_What you are asked to do:_ From the entries below, print every line starting with the one that contains "series-line: [395, 68, 614, 120]" and ending with the one that contains "series-line: [60, 136, 279, 160]", including both. Reproduce each line character for character.

Box coordinate listings:

######

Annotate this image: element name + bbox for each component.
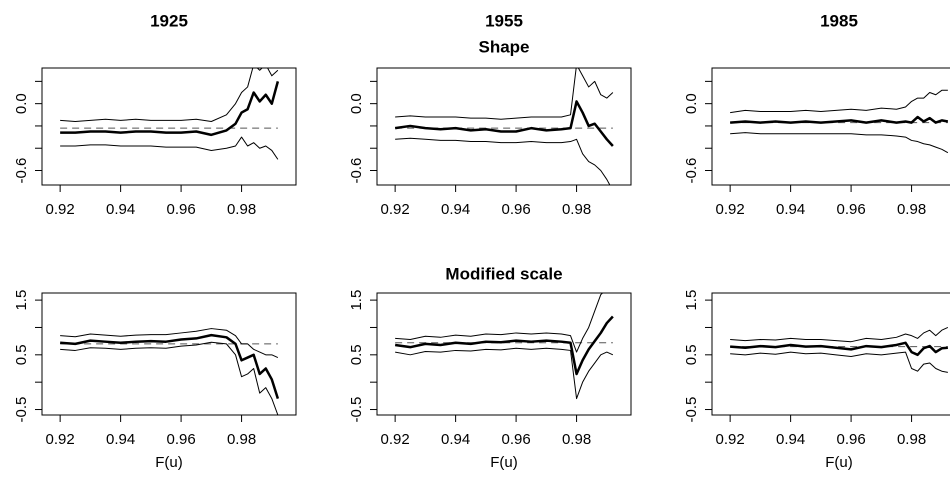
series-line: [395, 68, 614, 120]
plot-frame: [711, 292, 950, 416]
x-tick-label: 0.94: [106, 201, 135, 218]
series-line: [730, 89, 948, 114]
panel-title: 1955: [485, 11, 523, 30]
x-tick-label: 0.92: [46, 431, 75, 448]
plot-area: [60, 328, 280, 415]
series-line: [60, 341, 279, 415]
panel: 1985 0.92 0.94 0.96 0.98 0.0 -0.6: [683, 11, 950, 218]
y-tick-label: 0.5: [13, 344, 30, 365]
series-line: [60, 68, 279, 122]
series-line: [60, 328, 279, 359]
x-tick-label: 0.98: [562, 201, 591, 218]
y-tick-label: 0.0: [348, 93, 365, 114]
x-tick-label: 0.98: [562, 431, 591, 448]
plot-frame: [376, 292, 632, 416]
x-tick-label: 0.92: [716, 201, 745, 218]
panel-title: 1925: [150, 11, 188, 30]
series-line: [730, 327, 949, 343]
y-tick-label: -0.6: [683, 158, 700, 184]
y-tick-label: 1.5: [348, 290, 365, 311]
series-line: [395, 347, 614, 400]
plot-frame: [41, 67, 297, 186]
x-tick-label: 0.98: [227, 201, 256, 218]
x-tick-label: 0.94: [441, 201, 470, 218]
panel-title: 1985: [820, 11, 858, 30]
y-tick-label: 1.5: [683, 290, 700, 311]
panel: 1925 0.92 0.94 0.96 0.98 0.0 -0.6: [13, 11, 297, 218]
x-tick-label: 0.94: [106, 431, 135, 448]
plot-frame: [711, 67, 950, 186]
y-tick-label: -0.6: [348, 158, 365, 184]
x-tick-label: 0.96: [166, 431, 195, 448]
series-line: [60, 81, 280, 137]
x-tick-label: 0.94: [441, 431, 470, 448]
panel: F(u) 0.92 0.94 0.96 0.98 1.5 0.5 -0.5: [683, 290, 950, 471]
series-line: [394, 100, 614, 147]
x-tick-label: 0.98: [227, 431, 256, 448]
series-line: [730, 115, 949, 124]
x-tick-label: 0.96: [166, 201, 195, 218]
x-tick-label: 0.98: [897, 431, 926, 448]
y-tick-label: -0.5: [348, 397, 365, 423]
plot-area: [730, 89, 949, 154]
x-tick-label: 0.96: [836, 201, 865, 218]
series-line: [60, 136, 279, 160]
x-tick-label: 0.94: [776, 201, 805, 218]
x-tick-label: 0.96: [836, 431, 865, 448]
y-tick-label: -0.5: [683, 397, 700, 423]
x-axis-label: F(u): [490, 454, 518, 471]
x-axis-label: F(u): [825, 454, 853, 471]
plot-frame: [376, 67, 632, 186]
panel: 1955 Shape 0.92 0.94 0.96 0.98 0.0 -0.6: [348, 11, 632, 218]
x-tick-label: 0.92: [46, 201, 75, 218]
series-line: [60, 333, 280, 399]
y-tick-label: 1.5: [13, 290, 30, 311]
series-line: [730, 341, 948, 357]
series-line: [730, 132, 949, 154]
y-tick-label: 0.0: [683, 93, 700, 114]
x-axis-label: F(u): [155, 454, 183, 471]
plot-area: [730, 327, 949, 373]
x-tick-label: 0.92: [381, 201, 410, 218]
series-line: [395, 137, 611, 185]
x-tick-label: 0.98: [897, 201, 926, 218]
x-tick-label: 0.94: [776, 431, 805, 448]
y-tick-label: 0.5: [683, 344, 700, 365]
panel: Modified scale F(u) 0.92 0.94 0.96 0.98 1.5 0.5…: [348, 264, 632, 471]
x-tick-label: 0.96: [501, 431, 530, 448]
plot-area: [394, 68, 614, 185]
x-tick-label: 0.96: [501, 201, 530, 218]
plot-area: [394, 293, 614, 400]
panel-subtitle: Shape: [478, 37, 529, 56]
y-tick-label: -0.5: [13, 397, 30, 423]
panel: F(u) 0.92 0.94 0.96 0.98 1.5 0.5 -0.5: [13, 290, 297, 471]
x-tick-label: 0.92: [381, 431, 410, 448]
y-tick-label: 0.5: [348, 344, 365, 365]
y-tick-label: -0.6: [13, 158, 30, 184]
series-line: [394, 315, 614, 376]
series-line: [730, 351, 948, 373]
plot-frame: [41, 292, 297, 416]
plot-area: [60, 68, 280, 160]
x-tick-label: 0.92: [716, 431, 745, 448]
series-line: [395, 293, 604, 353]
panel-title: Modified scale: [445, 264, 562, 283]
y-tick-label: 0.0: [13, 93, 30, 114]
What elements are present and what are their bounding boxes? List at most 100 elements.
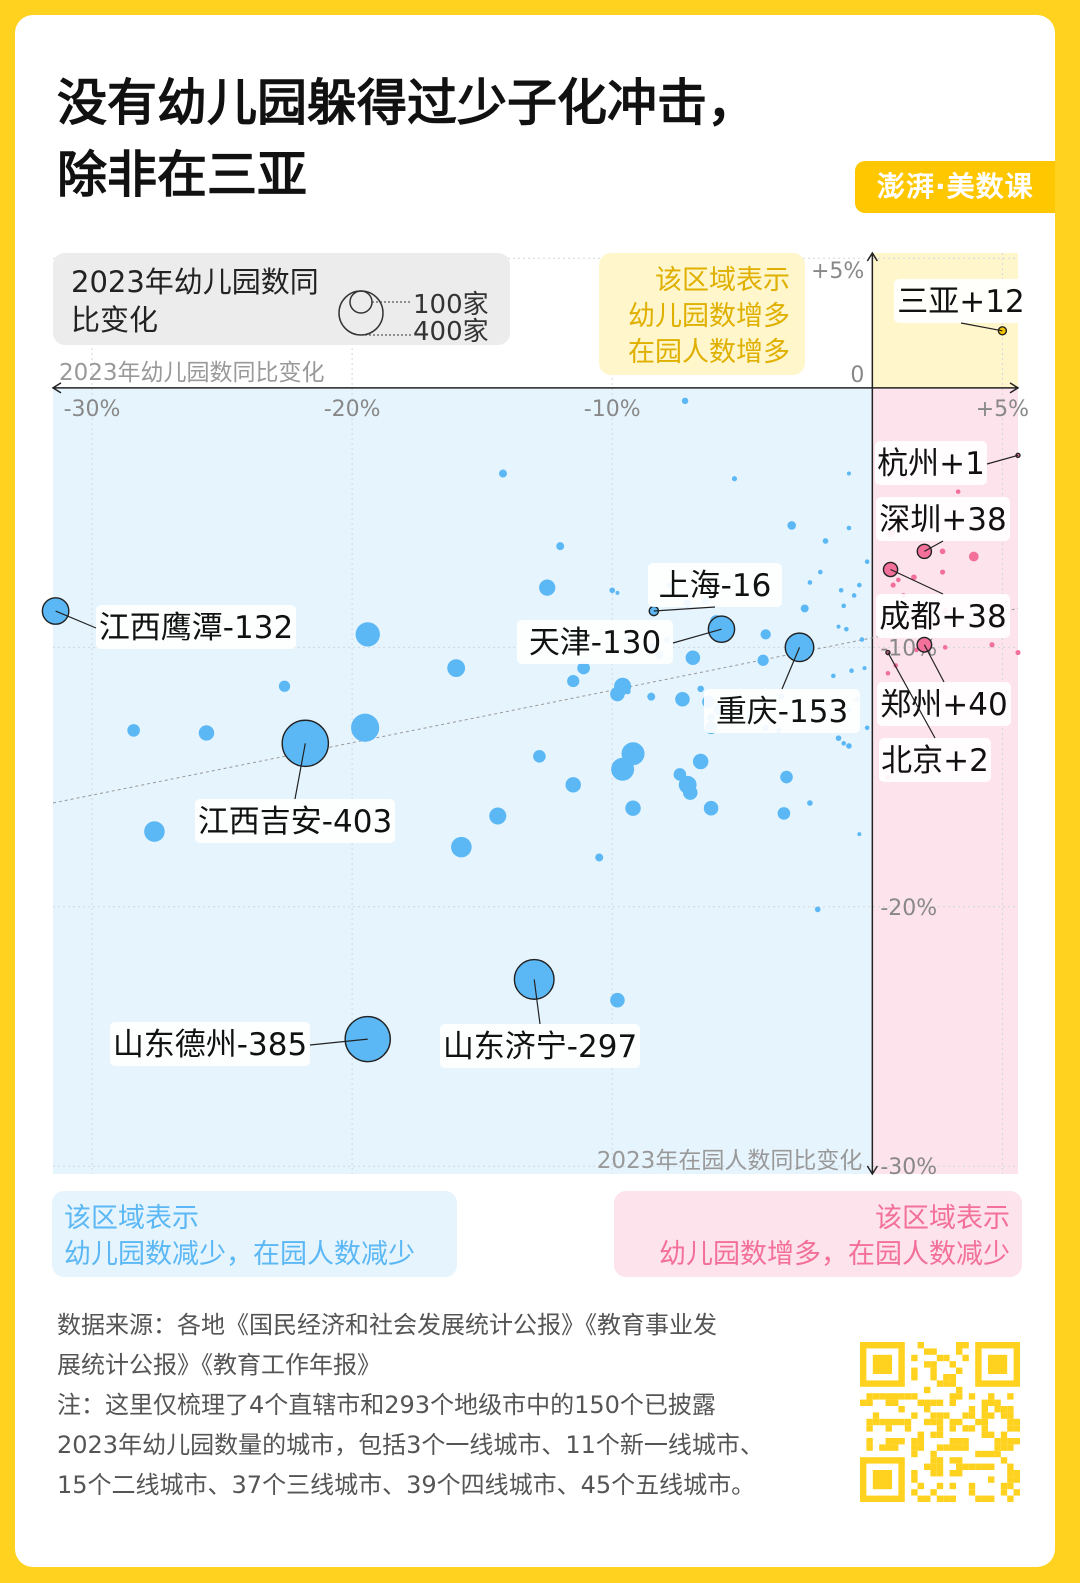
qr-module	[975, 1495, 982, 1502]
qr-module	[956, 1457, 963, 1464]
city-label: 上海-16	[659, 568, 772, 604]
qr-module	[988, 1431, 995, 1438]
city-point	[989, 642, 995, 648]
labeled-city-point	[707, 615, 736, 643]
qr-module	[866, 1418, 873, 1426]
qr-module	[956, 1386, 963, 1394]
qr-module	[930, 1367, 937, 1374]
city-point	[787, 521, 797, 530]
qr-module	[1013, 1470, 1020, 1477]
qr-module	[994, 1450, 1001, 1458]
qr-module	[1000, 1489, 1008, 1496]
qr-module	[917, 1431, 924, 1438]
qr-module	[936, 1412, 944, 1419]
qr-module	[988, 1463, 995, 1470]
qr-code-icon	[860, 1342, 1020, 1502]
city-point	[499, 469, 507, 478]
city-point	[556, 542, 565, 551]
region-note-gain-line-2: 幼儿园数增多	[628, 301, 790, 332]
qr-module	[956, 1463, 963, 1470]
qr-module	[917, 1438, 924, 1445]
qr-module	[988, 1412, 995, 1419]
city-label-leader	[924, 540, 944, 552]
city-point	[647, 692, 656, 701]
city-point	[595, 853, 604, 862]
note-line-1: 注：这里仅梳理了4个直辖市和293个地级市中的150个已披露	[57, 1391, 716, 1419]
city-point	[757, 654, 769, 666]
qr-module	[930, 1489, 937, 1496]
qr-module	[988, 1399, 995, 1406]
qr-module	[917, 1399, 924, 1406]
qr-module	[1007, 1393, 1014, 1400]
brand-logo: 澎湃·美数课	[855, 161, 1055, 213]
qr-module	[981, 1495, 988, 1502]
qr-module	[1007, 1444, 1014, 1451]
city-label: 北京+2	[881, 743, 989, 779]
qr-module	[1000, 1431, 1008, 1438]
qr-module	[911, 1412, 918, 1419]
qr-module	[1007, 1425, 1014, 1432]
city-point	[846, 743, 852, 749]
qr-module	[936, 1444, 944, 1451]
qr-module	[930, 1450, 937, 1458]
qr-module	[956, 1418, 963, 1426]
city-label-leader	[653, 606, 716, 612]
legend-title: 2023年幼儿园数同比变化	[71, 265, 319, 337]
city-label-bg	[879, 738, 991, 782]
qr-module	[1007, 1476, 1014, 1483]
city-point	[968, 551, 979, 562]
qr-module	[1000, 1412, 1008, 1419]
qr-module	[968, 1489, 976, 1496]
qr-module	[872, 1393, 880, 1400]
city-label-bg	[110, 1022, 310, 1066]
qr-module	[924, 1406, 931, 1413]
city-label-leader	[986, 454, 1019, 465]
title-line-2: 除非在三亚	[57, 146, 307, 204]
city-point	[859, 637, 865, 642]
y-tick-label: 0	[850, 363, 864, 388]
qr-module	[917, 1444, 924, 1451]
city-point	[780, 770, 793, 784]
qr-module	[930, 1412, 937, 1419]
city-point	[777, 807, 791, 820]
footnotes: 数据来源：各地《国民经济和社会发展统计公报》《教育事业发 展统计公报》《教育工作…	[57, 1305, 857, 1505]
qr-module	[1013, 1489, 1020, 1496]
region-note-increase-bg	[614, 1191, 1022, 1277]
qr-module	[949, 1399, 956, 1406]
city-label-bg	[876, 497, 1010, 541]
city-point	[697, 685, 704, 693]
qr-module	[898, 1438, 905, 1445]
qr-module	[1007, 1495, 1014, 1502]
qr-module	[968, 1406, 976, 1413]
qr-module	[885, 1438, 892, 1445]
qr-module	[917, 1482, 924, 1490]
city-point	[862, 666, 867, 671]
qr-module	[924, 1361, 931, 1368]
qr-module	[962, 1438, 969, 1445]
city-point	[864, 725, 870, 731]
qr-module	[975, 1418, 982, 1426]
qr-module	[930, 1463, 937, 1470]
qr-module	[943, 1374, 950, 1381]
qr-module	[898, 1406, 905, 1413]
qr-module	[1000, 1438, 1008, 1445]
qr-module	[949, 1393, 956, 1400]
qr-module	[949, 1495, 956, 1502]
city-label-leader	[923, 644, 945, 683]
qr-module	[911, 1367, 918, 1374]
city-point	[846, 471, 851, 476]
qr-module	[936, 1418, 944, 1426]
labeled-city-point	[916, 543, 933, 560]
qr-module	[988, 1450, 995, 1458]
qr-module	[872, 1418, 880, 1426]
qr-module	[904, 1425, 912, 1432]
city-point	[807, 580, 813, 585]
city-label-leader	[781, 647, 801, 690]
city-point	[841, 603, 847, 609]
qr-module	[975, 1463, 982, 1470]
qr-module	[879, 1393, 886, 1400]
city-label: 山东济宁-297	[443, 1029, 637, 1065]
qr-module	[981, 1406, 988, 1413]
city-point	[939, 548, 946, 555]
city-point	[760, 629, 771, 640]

######

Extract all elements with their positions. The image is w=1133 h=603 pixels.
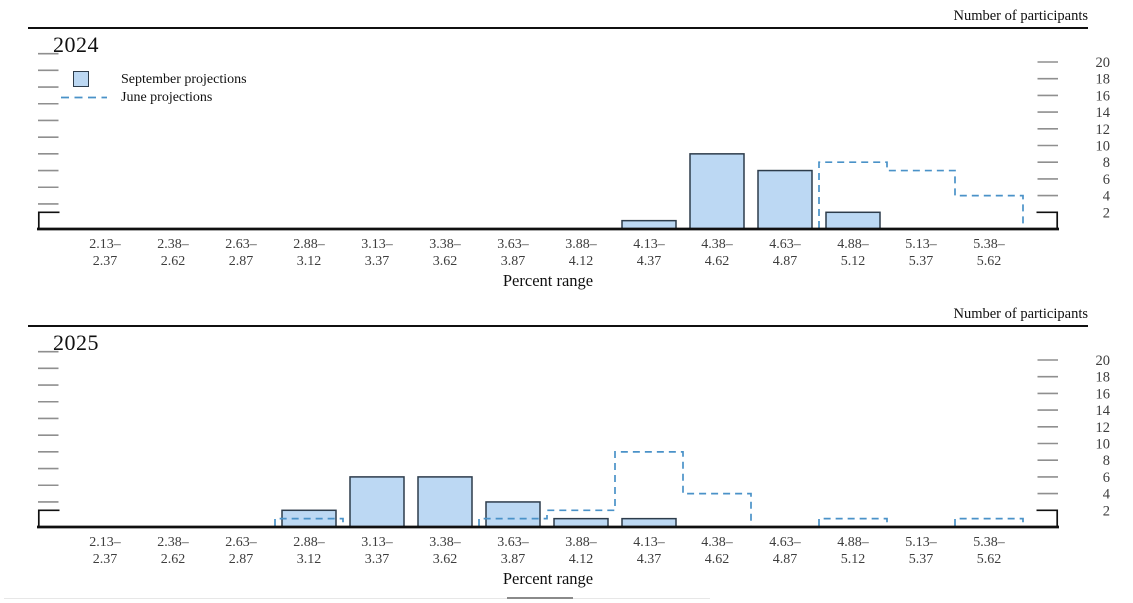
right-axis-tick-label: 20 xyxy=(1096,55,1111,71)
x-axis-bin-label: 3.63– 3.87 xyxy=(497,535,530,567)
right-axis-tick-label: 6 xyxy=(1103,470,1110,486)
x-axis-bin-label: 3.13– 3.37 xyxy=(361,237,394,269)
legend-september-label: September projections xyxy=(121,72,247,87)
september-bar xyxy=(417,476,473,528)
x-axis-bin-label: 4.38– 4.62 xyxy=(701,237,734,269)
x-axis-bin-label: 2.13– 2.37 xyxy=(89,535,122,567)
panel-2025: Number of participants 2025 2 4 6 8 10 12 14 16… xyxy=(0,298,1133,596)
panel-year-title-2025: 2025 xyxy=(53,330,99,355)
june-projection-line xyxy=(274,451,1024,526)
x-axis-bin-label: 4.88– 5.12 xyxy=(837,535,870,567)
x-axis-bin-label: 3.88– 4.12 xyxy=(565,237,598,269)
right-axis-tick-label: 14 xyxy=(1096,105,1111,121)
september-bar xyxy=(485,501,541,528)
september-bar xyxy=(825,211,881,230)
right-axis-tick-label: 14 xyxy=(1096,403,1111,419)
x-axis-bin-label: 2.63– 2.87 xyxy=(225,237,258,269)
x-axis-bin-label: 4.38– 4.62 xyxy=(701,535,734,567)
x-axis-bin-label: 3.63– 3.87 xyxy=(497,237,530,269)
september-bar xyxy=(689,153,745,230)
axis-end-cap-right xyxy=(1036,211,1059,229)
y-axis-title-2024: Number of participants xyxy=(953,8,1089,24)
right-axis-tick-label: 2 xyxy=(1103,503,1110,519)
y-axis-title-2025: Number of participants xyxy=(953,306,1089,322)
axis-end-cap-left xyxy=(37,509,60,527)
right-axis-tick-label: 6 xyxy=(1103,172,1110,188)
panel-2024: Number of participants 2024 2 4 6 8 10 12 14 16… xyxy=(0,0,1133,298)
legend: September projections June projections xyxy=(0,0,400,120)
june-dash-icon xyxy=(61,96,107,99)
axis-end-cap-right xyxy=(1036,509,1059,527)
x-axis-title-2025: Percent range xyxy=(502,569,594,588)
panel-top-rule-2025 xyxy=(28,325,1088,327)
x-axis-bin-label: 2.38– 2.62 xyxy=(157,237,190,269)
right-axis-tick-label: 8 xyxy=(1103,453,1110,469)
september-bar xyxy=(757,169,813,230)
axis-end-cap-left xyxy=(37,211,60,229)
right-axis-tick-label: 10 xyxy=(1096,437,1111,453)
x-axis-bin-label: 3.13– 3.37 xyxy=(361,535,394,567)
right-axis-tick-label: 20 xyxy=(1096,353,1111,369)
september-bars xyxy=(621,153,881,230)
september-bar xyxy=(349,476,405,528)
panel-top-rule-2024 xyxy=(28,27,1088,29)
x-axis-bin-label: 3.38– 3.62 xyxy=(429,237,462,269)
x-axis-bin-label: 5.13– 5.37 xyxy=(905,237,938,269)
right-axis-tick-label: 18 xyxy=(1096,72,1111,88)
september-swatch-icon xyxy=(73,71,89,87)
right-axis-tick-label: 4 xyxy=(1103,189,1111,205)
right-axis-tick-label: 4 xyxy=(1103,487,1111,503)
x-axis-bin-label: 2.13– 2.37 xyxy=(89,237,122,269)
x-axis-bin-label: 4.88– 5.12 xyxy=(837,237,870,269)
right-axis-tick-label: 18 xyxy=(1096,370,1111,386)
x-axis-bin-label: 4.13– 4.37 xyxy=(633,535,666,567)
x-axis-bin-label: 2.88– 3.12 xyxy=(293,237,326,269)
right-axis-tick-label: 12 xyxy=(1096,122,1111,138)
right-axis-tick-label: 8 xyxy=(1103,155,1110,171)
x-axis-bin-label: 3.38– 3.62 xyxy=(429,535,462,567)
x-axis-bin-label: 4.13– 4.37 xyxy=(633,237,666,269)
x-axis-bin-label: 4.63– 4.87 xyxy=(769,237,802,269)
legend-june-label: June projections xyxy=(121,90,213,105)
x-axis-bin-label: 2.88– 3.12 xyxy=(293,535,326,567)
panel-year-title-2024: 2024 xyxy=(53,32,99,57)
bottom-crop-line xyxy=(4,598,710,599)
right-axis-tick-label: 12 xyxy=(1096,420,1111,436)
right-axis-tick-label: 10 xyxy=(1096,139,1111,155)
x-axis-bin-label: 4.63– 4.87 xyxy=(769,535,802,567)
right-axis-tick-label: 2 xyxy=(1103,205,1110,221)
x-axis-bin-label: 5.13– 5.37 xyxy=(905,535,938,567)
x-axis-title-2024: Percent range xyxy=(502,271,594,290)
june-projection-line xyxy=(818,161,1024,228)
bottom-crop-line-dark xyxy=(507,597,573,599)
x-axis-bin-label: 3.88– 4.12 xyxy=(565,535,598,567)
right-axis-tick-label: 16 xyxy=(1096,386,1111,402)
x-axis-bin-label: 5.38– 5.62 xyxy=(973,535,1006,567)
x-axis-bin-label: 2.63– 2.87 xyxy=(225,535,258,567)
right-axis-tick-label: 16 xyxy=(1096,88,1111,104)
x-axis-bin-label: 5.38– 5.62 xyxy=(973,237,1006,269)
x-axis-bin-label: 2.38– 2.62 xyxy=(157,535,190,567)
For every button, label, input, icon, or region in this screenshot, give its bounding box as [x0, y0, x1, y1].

######

_Answer for the task:_
series-line: [395, 68, 614, 120]
plot-frame: [711, 292, 950, 416]
x-tick-label: 0.94: [106, 201, 135, 218]
series-line: [730, 89, 948, 114]
panel-title: 1955: [485, 11, 523, 30]
x-tick-label: 0.92: [46, 431, 75, 448]
plot-area: [60, 328, 280, 415]
series-line: [60, 341, 279, 415]
panel: 1985 0.92 0.94 0.96 0.98 0.0 -0.6: [683, 11, 950, 218]
y-tick-label: 0.5: [13, 344, 30, 365]
series-line: [60, 68, 279, 122]
series-line: [60, 328, 279, 359]
x-tick-label: 0.98: [562, 201, 591, 218]
y-tick-label: 0.0: [348, 93, 365, 114]
x-tick-label: 0.98: [562, 431, 591, 448]
plot-frame: [376, 292, 632, 416]
x-tick-label: 0.92: [716, 201, 745, 218]
panel-title: 1925: [150, 11, 188, 30]
series-line: [730, 327, 949, 343]
y-tick-label: -0.6: [683, 158, 700, 184]
y-tick-label: 1.5: [348, 290, 365, 311]
series-line: [395, 347, 614, 400]
plot-frame: [41, 67, 297, 186]
x-tick-label: 0.98: [227, 201, 256, 218]
x-tick-label: 0.94: [441, 201, 470, 218]
panel-title: 1985: [820, 11, 858, 30]
y-tick-label: 1.5: [683, 290, 700, 311]
panel: 1925 0.92 0.94 0.96 0.98 0.0 -0.6: [13, 11, 297, 218]
x-tick-label: 0.94: [106, 431, 135, 448]
plot-frame: [711, 67, 950, 186]
y-tick-label: -0.6: [348, 158, 365, 184]
x-tick-label: 0.96: [166, 431, 195, 448]
series-line: [60, 81, 280, 137]
x-tick-label: 0.94: [441, 431, 470, 448]
panel: F(u) 0.92 0.94 0.96 0.98 1.5 0.5 -0.5: [683, 290, 950, 471]
series-line: [394, 100, 614, 147]
x-tick-label: 0.98: [227, 431, 256, 448]
series-line: [730, 115, 949, 124]
x-tick-label: 0.96: [166, 201, 195, 218]
x-tick-label: 0.98: [897, 431, 926, 448]
y-tick-label: -0.5: [348, 397, 365, 423]
plot-area: [730, 89, 949, 154]
x-tick-label: 0.96: [836, 201, 865, 218]
series-line: [60, 136, 279, 160]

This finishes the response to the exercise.